• **AIM**: Locate the word "example" in the data below, then copy every line that holds it.

=== TASK MATERIAL ===

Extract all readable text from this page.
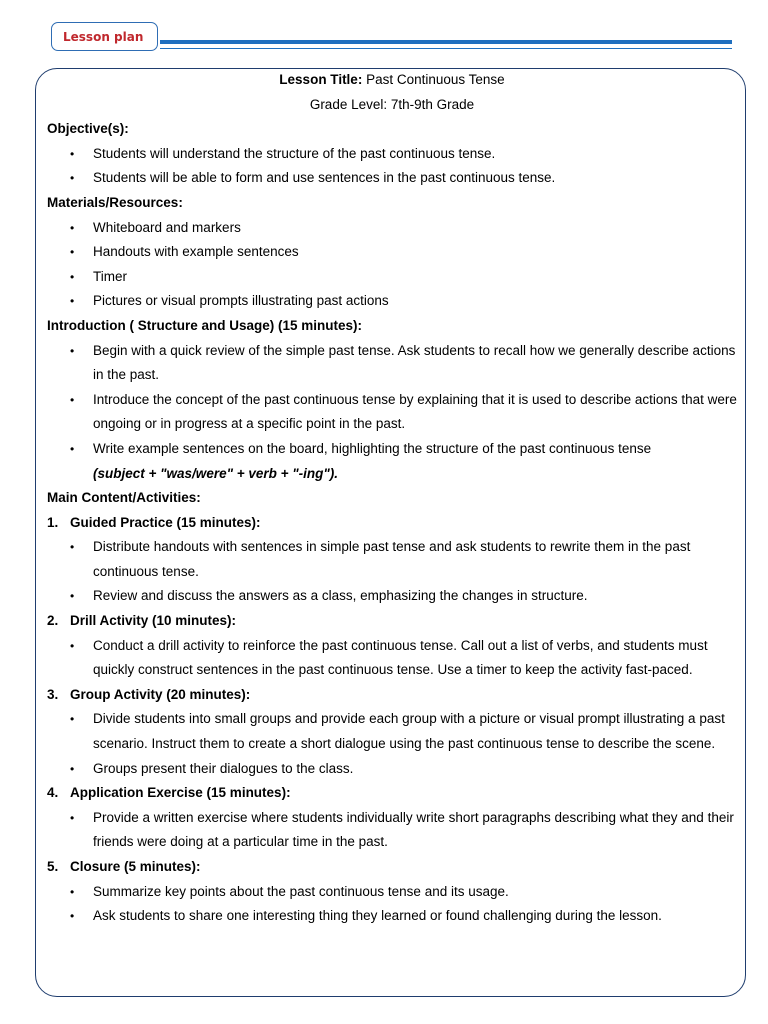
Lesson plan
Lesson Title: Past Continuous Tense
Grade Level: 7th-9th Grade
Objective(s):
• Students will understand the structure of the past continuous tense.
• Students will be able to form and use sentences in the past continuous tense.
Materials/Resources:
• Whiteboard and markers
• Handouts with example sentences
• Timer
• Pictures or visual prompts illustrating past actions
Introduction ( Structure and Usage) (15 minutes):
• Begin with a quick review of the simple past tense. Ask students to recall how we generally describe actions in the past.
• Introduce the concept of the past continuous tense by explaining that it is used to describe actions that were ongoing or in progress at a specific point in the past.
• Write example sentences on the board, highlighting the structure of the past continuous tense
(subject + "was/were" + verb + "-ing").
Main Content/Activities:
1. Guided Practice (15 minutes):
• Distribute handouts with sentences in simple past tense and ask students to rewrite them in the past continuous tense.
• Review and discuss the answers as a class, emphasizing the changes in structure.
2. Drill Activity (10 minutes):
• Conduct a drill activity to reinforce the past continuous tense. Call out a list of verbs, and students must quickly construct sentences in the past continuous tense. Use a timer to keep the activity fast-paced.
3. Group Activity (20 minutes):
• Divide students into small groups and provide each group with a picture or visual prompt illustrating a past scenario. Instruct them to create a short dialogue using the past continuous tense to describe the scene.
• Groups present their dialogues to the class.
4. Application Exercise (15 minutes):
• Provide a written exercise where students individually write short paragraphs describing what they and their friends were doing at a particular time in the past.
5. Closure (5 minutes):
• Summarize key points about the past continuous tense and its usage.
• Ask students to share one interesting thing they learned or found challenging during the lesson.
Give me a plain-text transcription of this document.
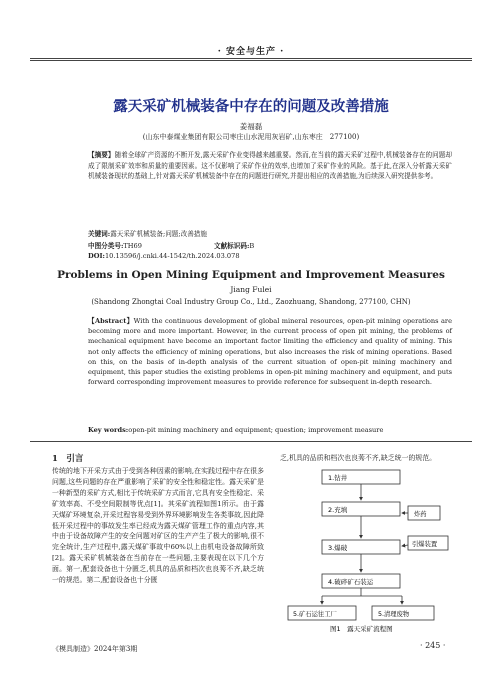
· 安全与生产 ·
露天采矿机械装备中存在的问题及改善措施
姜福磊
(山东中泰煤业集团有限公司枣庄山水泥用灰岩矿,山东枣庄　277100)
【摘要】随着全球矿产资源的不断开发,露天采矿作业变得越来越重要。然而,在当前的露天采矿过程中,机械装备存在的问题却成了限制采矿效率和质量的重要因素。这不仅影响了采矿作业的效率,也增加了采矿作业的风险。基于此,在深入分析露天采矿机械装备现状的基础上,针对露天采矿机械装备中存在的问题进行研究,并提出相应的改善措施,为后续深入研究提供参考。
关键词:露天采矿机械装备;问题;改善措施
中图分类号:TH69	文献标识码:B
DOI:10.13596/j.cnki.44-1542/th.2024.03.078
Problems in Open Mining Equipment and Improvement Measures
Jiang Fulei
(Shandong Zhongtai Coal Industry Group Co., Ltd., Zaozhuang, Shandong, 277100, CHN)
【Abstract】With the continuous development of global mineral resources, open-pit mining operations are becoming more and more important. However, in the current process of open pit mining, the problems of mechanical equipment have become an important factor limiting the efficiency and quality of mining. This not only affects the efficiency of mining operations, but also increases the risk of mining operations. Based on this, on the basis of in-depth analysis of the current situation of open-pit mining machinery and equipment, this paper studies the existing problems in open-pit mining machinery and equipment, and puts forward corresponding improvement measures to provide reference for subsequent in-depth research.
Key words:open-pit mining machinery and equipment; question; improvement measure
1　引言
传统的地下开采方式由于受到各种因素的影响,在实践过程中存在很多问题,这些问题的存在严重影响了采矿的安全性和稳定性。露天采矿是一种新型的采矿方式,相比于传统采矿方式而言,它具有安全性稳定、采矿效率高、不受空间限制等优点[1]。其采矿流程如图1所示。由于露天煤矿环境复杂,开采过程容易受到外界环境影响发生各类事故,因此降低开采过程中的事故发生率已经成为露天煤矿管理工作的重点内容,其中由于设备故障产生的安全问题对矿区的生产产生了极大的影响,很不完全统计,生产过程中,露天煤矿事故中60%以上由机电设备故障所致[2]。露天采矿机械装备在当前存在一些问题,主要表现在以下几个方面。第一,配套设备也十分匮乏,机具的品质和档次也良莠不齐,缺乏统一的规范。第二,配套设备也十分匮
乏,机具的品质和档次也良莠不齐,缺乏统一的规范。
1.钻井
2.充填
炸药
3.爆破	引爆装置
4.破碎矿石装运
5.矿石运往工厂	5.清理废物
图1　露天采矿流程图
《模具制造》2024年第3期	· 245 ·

===

• **ANSWER BELOW**:
• Handouts with example sentences
• Write example sentences on the board, highlighting the structure of the past continuous tense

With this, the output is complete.